[Stored items from a collection]
=====

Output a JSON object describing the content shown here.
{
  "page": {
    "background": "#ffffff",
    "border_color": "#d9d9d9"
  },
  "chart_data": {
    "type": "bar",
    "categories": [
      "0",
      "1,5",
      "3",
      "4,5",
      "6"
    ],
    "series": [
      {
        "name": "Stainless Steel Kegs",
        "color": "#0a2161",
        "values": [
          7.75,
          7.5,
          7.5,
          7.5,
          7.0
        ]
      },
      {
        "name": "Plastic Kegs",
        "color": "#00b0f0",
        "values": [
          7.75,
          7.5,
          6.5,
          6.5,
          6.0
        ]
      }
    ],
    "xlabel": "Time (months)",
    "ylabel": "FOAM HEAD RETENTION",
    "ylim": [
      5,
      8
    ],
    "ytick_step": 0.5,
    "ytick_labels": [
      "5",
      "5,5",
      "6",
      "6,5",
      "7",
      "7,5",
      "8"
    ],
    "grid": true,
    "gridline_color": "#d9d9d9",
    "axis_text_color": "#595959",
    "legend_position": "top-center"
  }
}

=====

> [Exercise brief]
Using the records above, gather all lines where the string "Kegs" is present.

> [Worked answer]
        "name": "Stainless Steel Kegs",
        "name": "Plastic Kegs",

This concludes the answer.